▸ **Data provided**:

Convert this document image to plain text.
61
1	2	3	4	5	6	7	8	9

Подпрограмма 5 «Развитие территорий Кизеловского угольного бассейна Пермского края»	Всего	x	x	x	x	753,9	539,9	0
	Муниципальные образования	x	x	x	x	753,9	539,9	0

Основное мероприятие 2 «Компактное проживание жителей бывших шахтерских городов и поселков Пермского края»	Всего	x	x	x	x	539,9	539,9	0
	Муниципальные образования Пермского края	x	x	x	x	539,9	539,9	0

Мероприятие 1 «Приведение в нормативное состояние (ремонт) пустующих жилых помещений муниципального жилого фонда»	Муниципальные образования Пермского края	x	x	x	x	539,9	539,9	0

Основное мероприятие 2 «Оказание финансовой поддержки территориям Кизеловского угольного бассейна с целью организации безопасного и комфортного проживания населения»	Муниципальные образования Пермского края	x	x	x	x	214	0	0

▸ **Challenge**: Find the lines that include the string "Основное", then copy each of them.

▸ **Answer to this problem**:
Основное мероприятие 2 «Компактное проживание жителей бывших шахтерских городов и поселков Пермского края»	Всего	x	x	x	x	539,9	539,9	0
Основное мероприятие 2 «Оказание финансовой поддержки территориям Кизеловского угольного бассейна с целью организации безопасного и комфортного проживания населения»	Муниципальные образования Пермского края	x	x	x	x	214	0	0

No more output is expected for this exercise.